▶ [Exercise requirements]
Print the listing below exactly.

▶ [Dataset entries]

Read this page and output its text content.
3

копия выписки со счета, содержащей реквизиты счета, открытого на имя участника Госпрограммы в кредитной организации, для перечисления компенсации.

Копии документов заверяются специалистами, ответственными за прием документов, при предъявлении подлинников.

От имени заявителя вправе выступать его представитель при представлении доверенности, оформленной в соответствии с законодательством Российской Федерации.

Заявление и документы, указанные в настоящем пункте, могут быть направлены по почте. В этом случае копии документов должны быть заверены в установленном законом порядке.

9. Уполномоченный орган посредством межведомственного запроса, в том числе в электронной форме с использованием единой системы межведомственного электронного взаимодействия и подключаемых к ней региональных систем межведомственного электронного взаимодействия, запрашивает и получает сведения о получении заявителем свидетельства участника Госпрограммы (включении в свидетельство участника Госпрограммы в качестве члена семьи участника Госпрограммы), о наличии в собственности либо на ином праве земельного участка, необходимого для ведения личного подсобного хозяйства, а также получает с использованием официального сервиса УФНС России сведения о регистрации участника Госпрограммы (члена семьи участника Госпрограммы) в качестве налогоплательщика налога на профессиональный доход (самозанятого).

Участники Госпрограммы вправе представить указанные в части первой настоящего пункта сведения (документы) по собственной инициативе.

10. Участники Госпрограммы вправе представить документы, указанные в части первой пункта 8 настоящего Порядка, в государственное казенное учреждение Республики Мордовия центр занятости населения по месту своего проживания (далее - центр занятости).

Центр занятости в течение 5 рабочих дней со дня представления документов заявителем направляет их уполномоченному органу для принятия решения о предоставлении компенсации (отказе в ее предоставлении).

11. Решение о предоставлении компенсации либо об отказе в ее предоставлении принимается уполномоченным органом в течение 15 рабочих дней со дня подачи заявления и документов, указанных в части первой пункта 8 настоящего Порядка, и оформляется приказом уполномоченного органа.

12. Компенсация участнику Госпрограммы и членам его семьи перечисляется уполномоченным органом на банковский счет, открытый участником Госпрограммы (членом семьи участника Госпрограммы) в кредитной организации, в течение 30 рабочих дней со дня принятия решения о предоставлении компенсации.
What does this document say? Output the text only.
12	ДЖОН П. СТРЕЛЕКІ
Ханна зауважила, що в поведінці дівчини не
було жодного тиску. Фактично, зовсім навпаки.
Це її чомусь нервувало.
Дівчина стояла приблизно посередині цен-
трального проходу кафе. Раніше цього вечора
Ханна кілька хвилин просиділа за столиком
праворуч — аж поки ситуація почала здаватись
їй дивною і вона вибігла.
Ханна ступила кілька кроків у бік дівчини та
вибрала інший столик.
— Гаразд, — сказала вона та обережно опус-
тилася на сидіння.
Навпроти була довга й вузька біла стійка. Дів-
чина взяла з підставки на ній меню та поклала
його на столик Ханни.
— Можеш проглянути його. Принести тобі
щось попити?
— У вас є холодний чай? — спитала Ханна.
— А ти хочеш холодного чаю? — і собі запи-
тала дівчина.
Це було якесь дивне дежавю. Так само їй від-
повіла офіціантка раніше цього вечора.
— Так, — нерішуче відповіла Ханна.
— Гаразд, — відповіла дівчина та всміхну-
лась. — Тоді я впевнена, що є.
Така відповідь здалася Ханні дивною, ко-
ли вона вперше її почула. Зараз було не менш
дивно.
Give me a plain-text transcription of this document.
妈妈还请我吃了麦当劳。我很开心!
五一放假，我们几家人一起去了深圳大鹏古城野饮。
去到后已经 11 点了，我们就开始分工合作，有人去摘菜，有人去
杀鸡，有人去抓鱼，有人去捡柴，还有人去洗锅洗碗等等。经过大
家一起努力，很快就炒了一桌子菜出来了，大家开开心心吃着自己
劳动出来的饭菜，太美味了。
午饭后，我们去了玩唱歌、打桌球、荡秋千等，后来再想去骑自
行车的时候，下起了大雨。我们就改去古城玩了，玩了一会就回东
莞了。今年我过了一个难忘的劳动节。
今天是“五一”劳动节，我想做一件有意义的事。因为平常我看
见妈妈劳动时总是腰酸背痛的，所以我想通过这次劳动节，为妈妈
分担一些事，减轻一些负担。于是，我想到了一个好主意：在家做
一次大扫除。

▶ [Solved exercise]
Read this page and output its text content.
3

копия выписки со счета, содержащей реквизиты счета, открытого на имя участника Госпрограммы в кредитной организации, для перечисления компенсации.

Копии документов заверяются специалистами, ответственными за прием документов, при предъявлении подлинников.

От имени заявителя вправе выступать его представитель при представлении доверенности, оформленной в соответствии с законодательством Российской Федерации.

Заявление и документы, указанные в настоящем пункте, могут быть направлены по почте. В этом случае копии документов должны быть заверены в установленном законом порядке.

9. Уполномоченный орган посредством межведомственного запроса, в том числе в электронной форме с использованием единой системы межведомственного электронного взаимодействия и подключаемых к ней региональных систем межведомственного электронного взаимодействия, запрашивает и получает сведения о получении заявителем свидетельства участника Госпрограммы (включении в свидетельство участника Госпрограммы в качестве члена семьи участника Госпрограммы), о наличии в собственности либо на ином праве земельного участка, необходимого для ведения личного подсобного хозяйства, а также получает с использованием официального сервиса УФНС России сведения о регистрации участника Госпрограммы (члена семьи участника Госпрограммы) в качестве налогоплательщика налога на профессиональный доход (самозанятого).

Участники Госпрограммы вправе представить указанные в части первой настоящего пункта сведения (документы) по собственной инициативе.

10. Участники Госпрограммы вправе представить документы, указанные в части первой пункта 8 настоящего Порядка, в государственное казенное учреждение Республики Мордовия центр занятости населения по месту своего проживания (далее - центр занятости).

Центр занятости в течение 5 рабочих дней со дня представления документов заявителем направляет их уполномоченному органу для принятия решения о предоставлении компенсации (отказе в ее предоставлении).

11. Решение о предоставлении компенсации либо об отказе в ее предоставлении принимается уполномоченным органом в течение 15 рабочих дней со дня подачи заявления и документов, указанных в части первой пункта 8 настоящего Порядка, и оформляется приказом уполномоченного органа.

12. Компенсация участнику Госпрограммы и членам его семьи перечисляется уполномоченным органом на банковский счет, открытый участником Госпрограммы (членом семьи участника Госпрограммы) в кредитной организации, в течение 30 рабочих дней со дня принятия решения о предоставлении компенсации.
What does this document say? Output the text only.
12	ДЖОН П. СТРЕЛЕКІ
Ханна зауважила, що в поведінці дівчини не
було жодного тиску. Фактично, зовсім навпаки.
Це її чомусь нервувало.
Дівчина стояла приблизно посередині цен-
трального проходу кафе. Раніше цього вечора
Ханна кілька хвилин просиділа за столиком
праворуч — аж поки ситуація почала здаватись
їй дивною і вона вибігла.
Ханна ступила кілька кроків у бік дівчини та
вибрала інший столик.
— Гаразд, — сказала вона та обережно опус-
тилася на сидіння.
Навпроти була довга й вузька біла стійка. Дів-
чина взяла з підставки на ній меню та поклала
його на столик Ханни.
— Можеш проглянути його. Принести тобі
щось попити?
— У вас є холодний чай? — спитала Ханна.
— А ти хочеш холодного чаю? — і собі запи-
тала дівчина.
Це було якесь дивне дежавю. Так само їй від-
повіла офіціантка раніше цього вечора.
— Так, — нерішуче відповіла Ханна.
— Гаразд, — відповіла дівчина та всміхну-
лась. — Тоді я впевнена, що є.
Така відповідь здалася Ханні дивною, ко-
ли вона вперше її почула. Зараз було не менш
дивно.
Give me a plain-text transcription of this document.
妈妈还请我吃了麦当劳。我很开心!
五一放假，我们几家人一起去了深圳大鹏古城野饮。
去到后已经 11 点了，我们就开始分工合作，有人去摘菜，有人去
杀鸡，有人去抓鱼，有人去捡柴，还有人去洗锅洗碗等等。经过大
家一起努力，很快就炒了一桌子菜出来了，大家开开心心吃着自己
劳动出来的饭菜，太美味了。
午饭后，我们去了玩唱歌、打桌球、荡秋千等，后来再想去骑自
行车的时候，下起了大雨。我们就改去古城玩了，玩了一会就回东
莞了。今年我过了一个难忘的劳动节。
今天是“五一”劳动节，我想做一件有意义的事。因为平常我看
见妈妈劳动时总是腰酸背痛的，所以我想通过这次劳动节，为妈妈
分担一些事，减轻一些负担。于是，我想到了一个好主意：在家做
一次大扫除。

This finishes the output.